What follows is a listing; restate every line of it word for word.

» RAW RECORDS:
>> Start
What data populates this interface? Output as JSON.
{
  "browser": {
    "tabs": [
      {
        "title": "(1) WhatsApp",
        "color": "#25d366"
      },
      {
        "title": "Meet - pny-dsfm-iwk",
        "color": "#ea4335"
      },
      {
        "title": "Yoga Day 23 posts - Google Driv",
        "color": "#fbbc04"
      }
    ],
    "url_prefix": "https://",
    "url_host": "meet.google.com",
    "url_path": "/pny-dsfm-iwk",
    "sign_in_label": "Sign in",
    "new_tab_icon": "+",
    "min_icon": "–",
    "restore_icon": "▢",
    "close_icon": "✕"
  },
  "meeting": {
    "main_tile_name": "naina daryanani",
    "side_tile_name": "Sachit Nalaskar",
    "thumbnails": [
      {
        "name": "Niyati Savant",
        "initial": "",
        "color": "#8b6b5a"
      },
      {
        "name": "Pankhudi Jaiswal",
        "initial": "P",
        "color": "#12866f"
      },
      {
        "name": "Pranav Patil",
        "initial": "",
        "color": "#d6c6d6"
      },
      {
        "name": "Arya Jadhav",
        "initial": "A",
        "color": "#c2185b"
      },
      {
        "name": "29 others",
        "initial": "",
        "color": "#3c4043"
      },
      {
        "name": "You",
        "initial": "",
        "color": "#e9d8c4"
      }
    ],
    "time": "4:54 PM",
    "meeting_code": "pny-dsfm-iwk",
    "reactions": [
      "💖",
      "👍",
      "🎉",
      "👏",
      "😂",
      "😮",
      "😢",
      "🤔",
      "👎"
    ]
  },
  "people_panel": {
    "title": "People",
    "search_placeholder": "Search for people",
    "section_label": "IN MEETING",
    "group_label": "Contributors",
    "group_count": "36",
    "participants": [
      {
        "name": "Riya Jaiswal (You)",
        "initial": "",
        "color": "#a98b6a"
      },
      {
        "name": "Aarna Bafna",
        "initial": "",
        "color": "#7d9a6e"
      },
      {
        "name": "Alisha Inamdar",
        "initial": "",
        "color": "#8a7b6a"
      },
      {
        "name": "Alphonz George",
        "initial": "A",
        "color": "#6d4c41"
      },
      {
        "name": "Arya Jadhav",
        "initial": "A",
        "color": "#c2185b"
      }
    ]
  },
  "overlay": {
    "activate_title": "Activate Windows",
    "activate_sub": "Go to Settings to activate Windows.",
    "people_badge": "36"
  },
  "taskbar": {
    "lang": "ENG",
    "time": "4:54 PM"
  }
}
>> End
» RESPONSE FOR THIS EXERCISE:
What data populates this interface? Output as JSON.
{
  "browser": {
    "tabs": [
      {
        "title": "(1) WhatsApp",
        "color": "#25d366"
      },
      {
        "title": "Meet - pny-dsfm-iwk",
        "color": "#ea4335"
      },
      {
        "title": "Yoga Day 23 posts - Google Driv",
        "color": "#fbbc04"
      }
    ],
    "url_prefix": "https://",
    "url_host": "meet.google.com",
    "url_path": "/pny-dsfm-iwk",
    "sign_in_label": "Sign in",
    "new_tab_icon": "+",
    "min_icon": "–",
    "restore_icon": "▢",
    "close_icon": "✕"
  },
  "meeting": {
    "main_tile_name": "naina daryanani",
    "side_tile_name": "Sachit Nalaskar",
    "thumbnails": [
      {
        "name": "Niyati Savant",
        "initial": "",
        "color": "#8b6b5a"
      },
      {
        "name": "Pankhudi Jaiswal",
        "initial": "P",
        "color": "#12866f"
      },
      {
        "name": "Pranav Patil",
        "initial": "",
        "color": "#d6c6d6"
      },
      {
        "name": "Arya Jadhav",
        "initial": "A",
        "color": "#c2185b"
      },
      {
        "name": "29 others",
        "initial": "",
        "color": "#3c4043"
      },
      {
        "name": "You",
        "initial": "",
        "color": "#e9d8c4"
      }
    ],
    "time": "4:54 PM",
    "meeting_code": "pny-dsfm-iwk",
    "reactions": [
      "💖",
      "👍",
      "🎉",
      "👏",
      "😂",
      "😮",
      "😢",
      "🤔",
      "👎"
    ]
  },
  "people_panel": {
    "title": "People",
    "search_placeholder": "Search for people",
    "section_label": "IN MEETING",
    "group_label": "Contributors",
    "group_count": "36",
    "participants": [
      {
        "name": "Riya Jaiswal (You)",
        "initial": "",
        "color": "#a98b6a"
      },
      {
        "name": "Aarna Bafna",
        "initial": "",
        "color": "#7d9a6e"
      },
      {
        "name": "Alisha Inamdar",
        "initial": "",
        "color": "#8a7b6a"
      },
      {
        "name": "Alphonz George",
        "initial": "A",
        "color": "#6d4c41"
      },
      {
        "name": "Arya Jadhav",
        "initial": "A",
        "color": "#c2185b"
      }
    ]
  },
  "overlay": {
    "activate_title": "Activate Windows",
    "activate_sub": "Go to Settings to activate Windows.",
    "people_badge": "36"
  },
  "taskbar": {
    "lang": "ENG",
    "time": "4:54 PM"
  }
}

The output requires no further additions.